═══ The data ═══

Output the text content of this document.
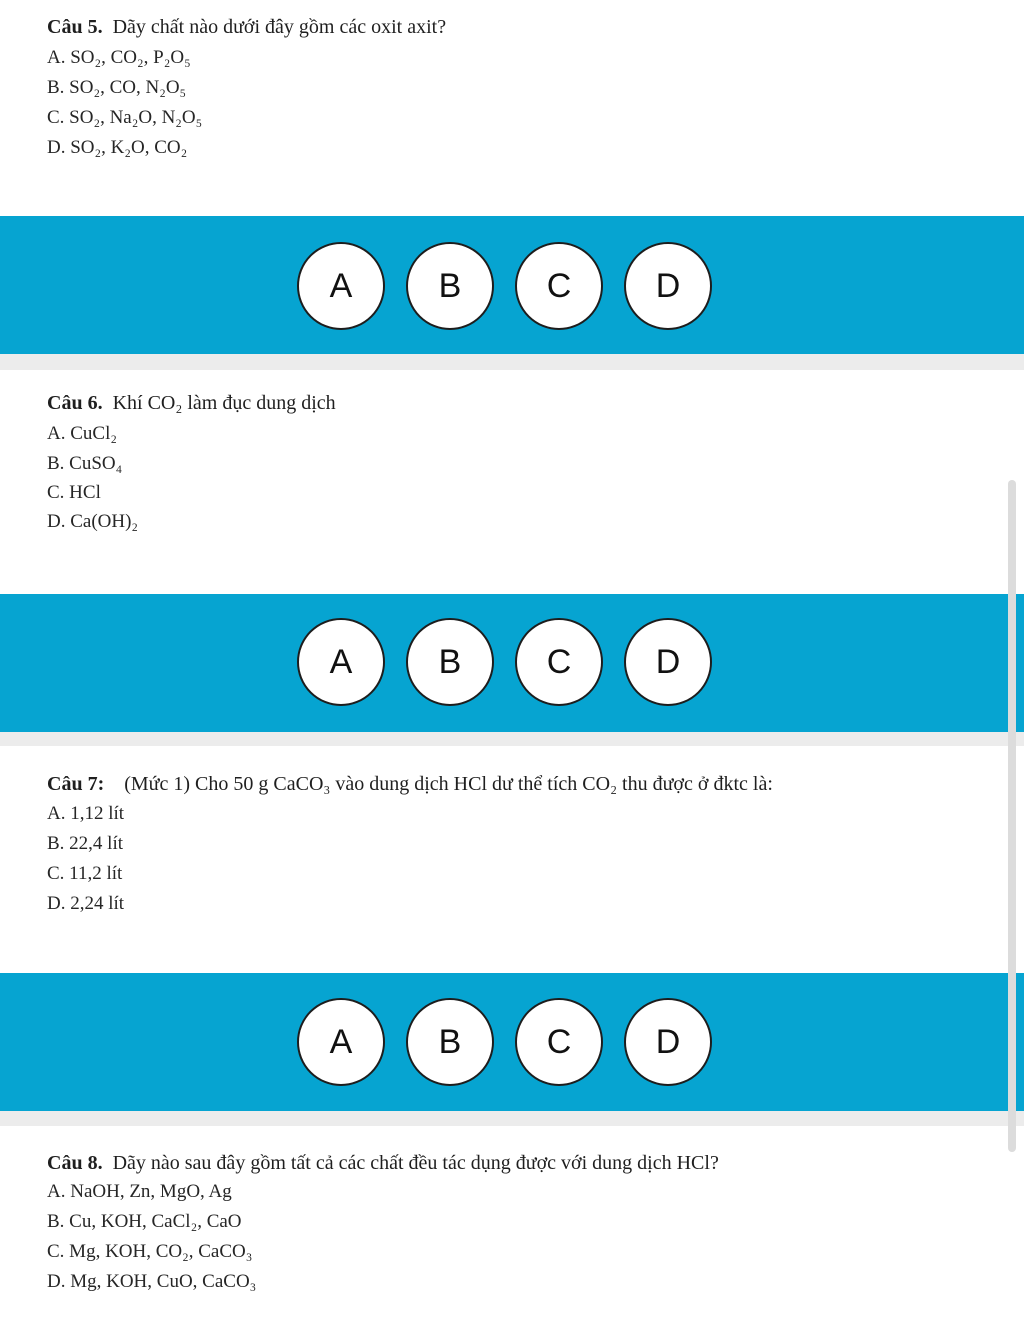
Câu 5. Dãy chất nào dưới đây gồm các oxit axit?
A. SO₂, CO₂, P₂O₅
B. SO₂, CO, N₂O₅
C. SO₂, Na₂O, N₂O₅
D. SO₂, K₂O, CO₂
A	B	C	D
Câu 6. Khí CO₂ làm đục dung dịch
A. CuCl₂
B. CuSO₄
C. HCl
D. Ca(OH)₂
A	B	C	D
Câu 7: (Mức 1) Cho 50 g CaCO₃ vào dung dịch HCl dư thể tích CO₂ thu được ở đktc là:
A. 1,12 lít
B. 22,4 lít
C. 11,2 lít
D. 2,24 lít
A	B	C	D
Câu 8. Dãy nào sau đây gồm tất cả các chất đều tác dụng được với dung dịch HCl?
A. NaOH, Zn, MgO, Ag
B. Cu, KOH, CaCl₂, CaO
C. Mg, KOH, CO₂, CaCO₃
D. Mg, KOH, CuO, CaCO₃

═══

◆ The task:
Reproduce the material in its entirety and word for word, without the pictures.

◆ Final answer:
Output the text content of this document.
Câu 5. Dãy chất nào dưới đây gồm các oxit axit?
A. SO₂, CO₂, P₂O₅
B. SO₂, CO, N₂O₅
C. SO₂, Na₂O, N₂O₅
D. SO₂, K₂O, CO₂
A	B	C	D
Câu 6. Khí CO₂ làm đục dung dịch
A. CuCl₂
B. CuSO₄
C. HCl
D. Ca(OH)₂
A	B	C	D
Câu 7: (Mức 1) Cho 50 g CaCO₃ vào dung dịch HCl dư thể tích CO₂ thu được ở đktc là:
A. 1,12 lít
B. 22,4 lít
C. 11,2 lít
D. 2,24 lít
A	B	C	D
Câu 8. Dãy nào sau đây gồm tất cả các chất đều tác dụng được với dung dịch HCl?
A. NaOH, Zn, MgO, Ag
B. Cu, KOH, CaCl₂, CaO
C. Mg, KOH, CO₂, CaCO₃
D. Mg, KOH, CuO, CaCO₃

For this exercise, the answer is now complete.